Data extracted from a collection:

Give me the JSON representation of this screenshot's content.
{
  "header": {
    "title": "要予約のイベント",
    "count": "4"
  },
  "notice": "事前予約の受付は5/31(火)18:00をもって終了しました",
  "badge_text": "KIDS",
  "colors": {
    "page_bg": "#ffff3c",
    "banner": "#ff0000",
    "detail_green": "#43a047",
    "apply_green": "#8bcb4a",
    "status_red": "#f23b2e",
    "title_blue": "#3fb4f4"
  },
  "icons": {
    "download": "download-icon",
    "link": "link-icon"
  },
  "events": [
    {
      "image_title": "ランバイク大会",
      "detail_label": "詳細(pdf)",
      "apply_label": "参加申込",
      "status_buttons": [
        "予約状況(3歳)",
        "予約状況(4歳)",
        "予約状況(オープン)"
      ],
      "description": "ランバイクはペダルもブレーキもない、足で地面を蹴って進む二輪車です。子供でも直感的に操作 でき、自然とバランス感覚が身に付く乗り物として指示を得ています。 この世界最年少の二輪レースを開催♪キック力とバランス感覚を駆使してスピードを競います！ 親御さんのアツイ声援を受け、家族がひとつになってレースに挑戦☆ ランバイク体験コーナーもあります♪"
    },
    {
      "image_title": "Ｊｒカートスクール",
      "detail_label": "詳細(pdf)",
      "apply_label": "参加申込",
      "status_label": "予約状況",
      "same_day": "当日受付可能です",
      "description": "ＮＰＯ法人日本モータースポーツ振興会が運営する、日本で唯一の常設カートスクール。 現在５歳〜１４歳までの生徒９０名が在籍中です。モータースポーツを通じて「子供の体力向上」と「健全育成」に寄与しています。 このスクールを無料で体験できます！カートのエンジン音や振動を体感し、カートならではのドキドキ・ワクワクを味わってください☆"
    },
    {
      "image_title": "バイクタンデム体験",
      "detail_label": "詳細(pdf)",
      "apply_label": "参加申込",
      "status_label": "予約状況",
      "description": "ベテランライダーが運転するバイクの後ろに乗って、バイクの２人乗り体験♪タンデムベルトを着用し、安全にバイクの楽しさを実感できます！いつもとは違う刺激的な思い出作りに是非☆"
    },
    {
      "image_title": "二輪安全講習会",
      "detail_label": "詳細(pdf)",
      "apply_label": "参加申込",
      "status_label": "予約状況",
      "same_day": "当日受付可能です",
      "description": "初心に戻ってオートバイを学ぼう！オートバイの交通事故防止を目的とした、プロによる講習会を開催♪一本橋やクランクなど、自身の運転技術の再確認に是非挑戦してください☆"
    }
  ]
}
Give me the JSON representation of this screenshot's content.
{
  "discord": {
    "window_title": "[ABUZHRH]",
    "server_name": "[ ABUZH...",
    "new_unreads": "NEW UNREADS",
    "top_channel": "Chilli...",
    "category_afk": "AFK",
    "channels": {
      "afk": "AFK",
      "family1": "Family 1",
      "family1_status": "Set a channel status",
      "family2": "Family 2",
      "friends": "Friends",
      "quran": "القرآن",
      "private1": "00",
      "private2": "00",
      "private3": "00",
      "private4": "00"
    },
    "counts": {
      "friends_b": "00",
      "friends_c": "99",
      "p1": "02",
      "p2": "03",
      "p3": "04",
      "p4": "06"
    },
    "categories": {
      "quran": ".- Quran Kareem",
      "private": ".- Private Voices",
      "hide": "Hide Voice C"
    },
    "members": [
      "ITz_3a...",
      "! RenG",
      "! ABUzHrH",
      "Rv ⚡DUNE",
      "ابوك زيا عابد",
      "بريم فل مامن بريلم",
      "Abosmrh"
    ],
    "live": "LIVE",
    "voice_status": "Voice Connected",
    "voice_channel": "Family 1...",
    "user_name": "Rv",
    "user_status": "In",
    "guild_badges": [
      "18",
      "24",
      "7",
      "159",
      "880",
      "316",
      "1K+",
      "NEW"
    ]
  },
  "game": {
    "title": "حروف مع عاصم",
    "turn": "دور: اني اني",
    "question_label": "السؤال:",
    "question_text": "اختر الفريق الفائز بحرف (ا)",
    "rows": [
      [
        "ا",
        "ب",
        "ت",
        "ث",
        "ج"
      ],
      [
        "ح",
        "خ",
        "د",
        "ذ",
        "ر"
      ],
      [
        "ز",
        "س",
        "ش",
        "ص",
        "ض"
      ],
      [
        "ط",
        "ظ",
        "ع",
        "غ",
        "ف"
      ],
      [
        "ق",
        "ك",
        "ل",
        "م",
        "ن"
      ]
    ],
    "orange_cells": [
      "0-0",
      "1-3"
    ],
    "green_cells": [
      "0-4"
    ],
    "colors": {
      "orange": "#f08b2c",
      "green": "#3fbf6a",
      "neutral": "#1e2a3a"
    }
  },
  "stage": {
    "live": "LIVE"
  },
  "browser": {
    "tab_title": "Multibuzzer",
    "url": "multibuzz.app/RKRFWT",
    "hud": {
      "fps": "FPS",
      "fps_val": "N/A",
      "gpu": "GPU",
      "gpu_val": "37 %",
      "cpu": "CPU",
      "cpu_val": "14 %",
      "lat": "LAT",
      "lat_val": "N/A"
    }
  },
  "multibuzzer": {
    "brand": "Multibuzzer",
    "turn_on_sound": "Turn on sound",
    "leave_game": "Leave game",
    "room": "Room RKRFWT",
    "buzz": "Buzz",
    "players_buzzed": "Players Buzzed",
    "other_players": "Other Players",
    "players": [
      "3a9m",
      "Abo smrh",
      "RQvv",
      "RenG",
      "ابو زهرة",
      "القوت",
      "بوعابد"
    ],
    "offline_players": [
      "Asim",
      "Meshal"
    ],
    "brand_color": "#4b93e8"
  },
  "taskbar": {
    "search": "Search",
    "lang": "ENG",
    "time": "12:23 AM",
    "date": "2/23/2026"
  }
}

OBJECTIVE =
Please quote the records above exactly, without skipping a line.

CORRECT ANSWER =
Give me the JSON representation of this screenshot's content.
{
  "header": {
    "title": "要予約のイベント",
    "count": "4"
  },
  "notice": "事前予約の受付は5/31(火)18:00をもって終了しました",
  "badge_text": "KIDS",
  "colors": {
    "page_bg": "#ffff3c",
    "banner": "#ff0000",
    "detail_green": "#43a047",
    "apply_green": "#8bcb4a",
    "status_red": "#f23b2e",
    "title_blue": "#3fb4f4"
  },
  "icons": {
    "download": "download-icon",
    "link": "link-icon"
  },
  "events": [
    {
      "image_title": "ランバイク大会",
      "detail_label": "詳細(pdf)",
      "apply_label": "参加申込",
      "status_buttons": [
        "予約状況(3歳)",
        "予約状況(4歳)",
        "予約状況(オープン)"
      ],
      "description": "ランバイクはペダルもブレーキもない、足で地面を蹴って進む二輪車です。子供でも直感的に操作 でき、自然とバランス感覚が身に付く乗り物として指示を得ています。 この世界最年少の二輪レースを開催♪キック力とバランス感覚を駆使してスピードを競います！ 親御さんのアツイ声援を受け、家族がひとつになってレースに挑戦☆ ランバイク体験コーナーもあります♪"
    },
    {
      "image_title": "Ｊｒカートスクール",
      "detail_label": "詳細(pdf)",
      "apply_label": "参加申込",
      "status_label": "予約状況",
      "same_day": "当日受付可能です",
      "description": "ＮＰＯ法人日本モータースポーツ振興会が運営する、日本で唯一の常設カートスクール。 現在５歳〜１４歳までの生徒９０名が在籍中です。モータースポーツを通じて「子供の体力向上」と「健全育成」に寄与しています。 このスクールを無料で体験できます！カートのエンジン音や振動を体感し、カートならではのドキドキ・ワクワクを味わってください☆"
    },
    {
      "image_title": "バイクタンデム体験",
      "detail_label": "詳細(pdf)",
      "apply_label": "参加申込",
      "status_label": "予約状況",
      "description": "ベテランライダーが運転するバイクの後ろに乗って、バイクの２人乗り体験♪タンデムベルトを着用し、安全にバイクの楽しさを実感できます！いつもとは違う刺激的な思い出作りに是非☆"
    },
    {
      "image_title": "二輪安全講習会",
      "detail_label": "詳細(pdf)",
      "apply_label": "参加申込",
      "status_label": "予約状況",
      "same_day": "当日受付可能です",
      "description": "初心に戻ってオートバイを学ぼう！オートバイの交通事故防止を目的とした、プロによる講習会を開催♪一本橋やクランクなど、自身の運転技術の再確認に是非挑戦してください☆"
    }
  ]
}
Give me the JSON representation of this screenshot's content.
{
  "discord": {
    "window_title": "[ABUZHRH]",
    "server_name": "[ ABUZH...",
    "new_unreads": "NEW UNREADS",
    "top_channel": "Chilli...",
    "category_afk": "AFK",
    "channels": {
      "afk": "AFK",
      "family1": "Family 1",
      "family1_status": "Set a channel status",
      "family2": "Family 2",
      "friends": "Friends",
      "quran": "القرآن",
      "private1": "00",
      "private2": "00",
      "private3": "00",
      "private4": "00"
    },
    "counts": {
      "friends_b": "00",
      "friends_c": "99",
      "p1": "02",
      "p2": "03",
      "p3": "04",
      "p4": "06"
    },
    "categories": {
      "quran": ".- Quran Kareem",
      "private": ".- Private Voices",
      "hide": "Hide Voice C"
    },
    "members": [
      "ITz_3a...",
      "! RenG",
      "! ABUzHrH",
      "Rv ⚡DUNE",
      "ابوك زيا عابد",
      "بريم فل مامن بريلم",
      "Abosmrh"
    ],
    "live": "LIVE",
    "voice_status": "Voice Connected",
    "voice_channel": "Family 1...",
    "user_name": "Rv",
    "user_status": "In",
    "guild_badges": [
      "18",
      "24",
      "7",
      "159",
      "880",
      "316",
      "1K+",
      "NEW"
    ]
  },
  "game": {
    "title": "حروف مع عاصم",
    "turn": "دور: اني اني",
    "question_label": "السؤال:",
    "question_text": "اختر الفريق الفائز بحرف (ا)",
    "rows": [
      [
        "ا",
        "ب",
        "ت",
        "ث",
        "ج"
      ],
      [
        "ح",
        "خ",
        "د",
        "ذ",
        "ر"
      ],
      [
        "ز",
        "س",
        "ش",
        "ص",
        "ض"
      ],
      [
        "ط",
        "ظ",
        "ع",
        "غ",
        "ف"
      ],
      [
        "ق",
        "ك",
        "ل",
        "م",
        "ن"
      ]
    ],
    "orange_cells": [
      "0-0",
      "1-3"
    ],
    "green_cells": [
      "0-4"
    ],
    "colors": {
      "orange": "#f08b2c",
      "green": "#3fbf6a",
      "neutral": "#1e2a3a"
    }
  },
  "stage": {
    "live": "LIVE"
  },
  "browser": {
    "tab_title": "Multibuzzer",
    "url": "multibuzz.app/RKRFWT",
    "hud": {
      "fps": "FPS",
      "fps_val": "N/A",
      "gpu": "GPU",
      "gpu_val": "37 %",
      "cpu": "CPU",
      "cpu_val": "14 %",
      "lat": "LAT",
      "lat_val": "N/A"
    }
  },
  "multibuzzer": {
    "brand": "Multibuzzer",
    "turn_on_sound": "Turn on sound",
    "leave_game": "Leave game",
    "room": "Room RKRFWT",
    "buzz": "Buzz",
    "players_buzzed": "Players Buzzed",
    "other_players": "Other Players",
    "players": [
      "3a9m",
      "Abo smrh",
      "RQvv",
      "RenG",
      "ابو زهرة",
      "القوت",
      "بوعابد"
    ],
    "offline_players": [
      "Asim",
      "Meshal"
    ],
    "brand_color": "#4b93e8"
  },
  "taskbar": {
    "search": "Search",
    "lang": "ENG",
    "time": "12:23 AM",
    "date": "2/23/2026"
  }
}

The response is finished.